◆ Objective ◆
Check every line below for the string "true", and copy the lines that contain it.

◆ Stored rows ◆

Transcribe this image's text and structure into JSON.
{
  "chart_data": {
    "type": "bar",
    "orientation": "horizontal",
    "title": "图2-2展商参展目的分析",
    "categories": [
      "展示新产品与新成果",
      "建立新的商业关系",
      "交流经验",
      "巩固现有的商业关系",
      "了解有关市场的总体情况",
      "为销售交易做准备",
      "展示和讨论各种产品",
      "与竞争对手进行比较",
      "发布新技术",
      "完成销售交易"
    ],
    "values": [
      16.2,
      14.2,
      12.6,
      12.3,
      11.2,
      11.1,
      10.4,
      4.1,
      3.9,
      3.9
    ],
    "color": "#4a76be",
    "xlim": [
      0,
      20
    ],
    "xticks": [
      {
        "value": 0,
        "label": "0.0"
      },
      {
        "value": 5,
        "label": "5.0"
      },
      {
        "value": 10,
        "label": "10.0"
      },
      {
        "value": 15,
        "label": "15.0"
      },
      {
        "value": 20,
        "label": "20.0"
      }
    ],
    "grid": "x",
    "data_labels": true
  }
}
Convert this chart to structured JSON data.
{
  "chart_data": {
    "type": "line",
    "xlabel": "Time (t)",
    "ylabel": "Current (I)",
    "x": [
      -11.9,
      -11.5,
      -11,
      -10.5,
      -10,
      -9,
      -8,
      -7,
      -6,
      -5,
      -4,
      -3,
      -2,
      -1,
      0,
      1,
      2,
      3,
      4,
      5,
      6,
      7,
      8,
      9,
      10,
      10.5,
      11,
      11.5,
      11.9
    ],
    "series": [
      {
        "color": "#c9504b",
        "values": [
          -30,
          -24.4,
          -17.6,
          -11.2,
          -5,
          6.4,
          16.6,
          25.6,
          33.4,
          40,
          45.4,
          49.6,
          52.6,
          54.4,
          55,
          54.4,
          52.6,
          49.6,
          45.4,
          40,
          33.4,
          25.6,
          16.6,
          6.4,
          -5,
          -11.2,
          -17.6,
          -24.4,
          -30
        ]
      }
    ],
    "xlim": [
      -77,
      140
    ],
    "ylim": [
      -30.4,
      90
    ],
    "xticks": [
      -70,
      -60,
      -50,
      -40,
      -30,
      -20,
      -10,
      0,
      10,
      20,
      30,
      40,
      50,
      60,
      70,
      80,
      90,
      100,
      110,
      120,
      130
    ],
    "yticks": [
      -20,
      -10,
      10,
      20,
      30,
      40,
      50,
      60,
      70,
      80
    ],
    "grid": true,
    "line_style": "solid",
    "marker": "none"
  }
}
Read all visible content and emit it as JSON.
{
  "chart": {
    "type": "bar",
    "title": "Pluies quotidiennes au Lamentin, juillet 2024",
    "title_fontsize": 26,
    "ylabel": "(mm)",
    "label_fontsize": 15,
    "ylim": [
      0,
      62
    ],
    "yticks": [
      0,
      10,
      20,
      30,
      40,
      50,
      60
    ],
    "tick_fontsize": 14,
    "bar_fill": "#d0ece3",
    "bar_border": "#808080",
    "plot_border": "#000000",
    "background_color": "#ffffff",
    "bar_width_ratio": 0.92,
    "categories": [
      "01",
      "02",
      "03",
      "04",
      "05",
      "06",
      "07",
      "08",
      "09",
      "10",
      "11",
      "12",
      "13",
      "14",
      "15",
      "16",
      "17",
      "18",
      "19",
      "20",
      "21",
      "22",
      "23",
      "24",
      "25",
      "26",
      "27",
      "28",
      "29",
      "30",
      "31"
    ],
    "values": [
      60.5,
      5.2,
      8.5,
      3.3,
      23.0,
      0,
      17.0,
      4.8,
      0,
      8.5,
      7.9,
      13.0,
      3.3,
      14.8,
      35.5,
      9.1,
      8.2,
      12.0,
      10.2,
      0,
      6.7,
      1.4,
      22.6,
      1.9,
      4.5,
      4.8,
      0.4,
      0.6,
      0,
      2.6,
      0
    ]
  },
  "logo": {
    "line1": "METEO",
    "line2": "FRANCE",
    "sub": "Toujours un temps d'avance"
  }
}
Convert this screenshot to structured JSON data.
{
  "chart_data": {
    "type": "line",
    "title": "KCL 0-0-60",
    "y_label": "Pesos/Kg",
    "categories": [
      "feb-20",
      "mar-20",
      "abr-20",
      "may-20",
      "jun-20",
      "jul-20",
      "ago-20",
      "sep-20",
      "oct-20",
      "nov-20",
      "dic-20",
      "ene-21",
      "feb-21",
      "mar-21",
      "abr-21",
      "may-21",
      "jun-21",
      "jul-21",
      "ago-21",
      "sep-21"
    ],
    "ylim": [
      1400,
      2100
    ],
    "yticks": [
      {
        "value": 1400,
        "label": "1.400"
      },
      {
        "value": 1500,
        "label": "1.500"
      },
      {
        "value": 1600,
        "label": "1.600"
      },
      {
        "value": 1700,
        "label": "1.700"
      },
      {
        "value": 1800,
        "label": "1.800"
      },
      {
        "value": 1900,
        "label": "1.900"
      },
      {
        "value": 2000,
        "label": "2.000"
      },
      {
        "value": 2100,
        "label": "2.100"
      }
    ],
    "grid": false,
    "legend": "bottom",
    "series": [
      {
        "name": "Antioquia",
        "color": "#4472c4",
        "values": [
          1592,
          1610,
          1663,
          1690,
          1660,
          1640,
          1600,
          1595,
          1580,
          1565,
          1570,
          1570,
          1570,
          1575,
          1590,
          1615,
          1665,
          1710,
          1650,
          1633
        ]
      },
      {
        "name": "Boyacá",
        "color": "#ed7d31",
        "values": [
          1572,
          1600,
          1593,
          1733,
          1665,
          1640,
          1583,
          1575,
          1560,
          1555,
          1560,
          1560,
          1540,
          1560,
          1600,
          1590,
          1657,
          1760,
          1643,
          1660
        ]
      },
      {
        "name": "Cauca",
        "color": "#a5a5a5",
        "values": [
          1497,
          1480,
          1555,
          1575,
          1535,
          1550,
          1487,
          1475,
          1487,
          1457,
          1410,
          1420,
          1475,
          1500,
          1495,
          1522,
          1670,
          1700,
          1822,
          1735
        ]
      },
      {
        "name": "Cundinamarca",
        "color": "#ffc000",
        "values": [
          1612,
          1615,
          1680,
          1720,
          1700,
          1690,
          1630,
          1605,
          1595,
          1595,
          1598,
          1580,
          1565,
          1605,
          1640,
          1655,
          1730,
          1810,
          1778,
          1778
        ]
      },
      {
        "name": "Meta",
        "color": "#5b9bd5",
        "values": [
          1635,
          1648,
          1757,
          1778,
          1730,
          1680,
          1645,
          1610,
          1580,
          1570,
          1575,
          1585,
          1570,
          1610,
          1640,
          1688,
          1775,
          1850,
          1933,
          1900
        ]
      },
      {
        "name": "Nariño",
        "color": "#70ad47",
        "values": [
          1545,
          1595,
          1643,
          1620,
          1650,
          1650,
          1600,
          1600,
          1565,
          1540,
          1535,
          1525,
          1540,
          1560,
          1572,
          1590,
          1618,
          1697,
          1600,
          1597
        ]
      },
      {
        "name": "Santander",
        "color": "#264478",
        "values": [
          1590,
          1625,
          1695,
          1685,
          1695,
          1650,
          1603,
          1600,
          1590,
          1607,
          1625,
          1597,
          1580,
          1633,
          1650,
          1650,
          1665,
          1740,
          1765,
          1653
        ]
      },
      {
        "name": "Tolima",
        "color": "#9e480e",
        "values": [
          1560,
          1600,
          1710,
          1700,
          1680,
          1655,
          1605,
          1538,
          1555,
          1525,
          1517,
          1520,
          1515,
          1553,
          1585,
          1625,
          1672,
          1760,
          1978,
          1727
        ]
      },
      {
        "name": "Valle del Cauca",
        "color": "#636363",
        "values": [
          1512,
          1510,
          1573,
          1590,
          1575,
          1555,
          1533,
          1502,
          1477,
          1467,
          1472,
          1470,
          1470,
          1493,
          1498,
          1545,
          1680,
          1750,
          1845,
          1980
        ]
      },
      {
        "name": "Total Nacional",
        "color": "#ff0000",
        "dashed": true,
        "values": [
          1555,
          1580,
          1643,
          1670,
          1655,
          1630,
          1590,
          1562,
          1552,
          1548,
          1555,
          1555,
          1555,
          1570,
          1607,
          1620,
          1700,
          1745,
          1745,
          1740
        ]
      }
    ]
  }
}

◆ Worked answer ◆
    "data_labels": true
    "grid": true,
        "dashed": true,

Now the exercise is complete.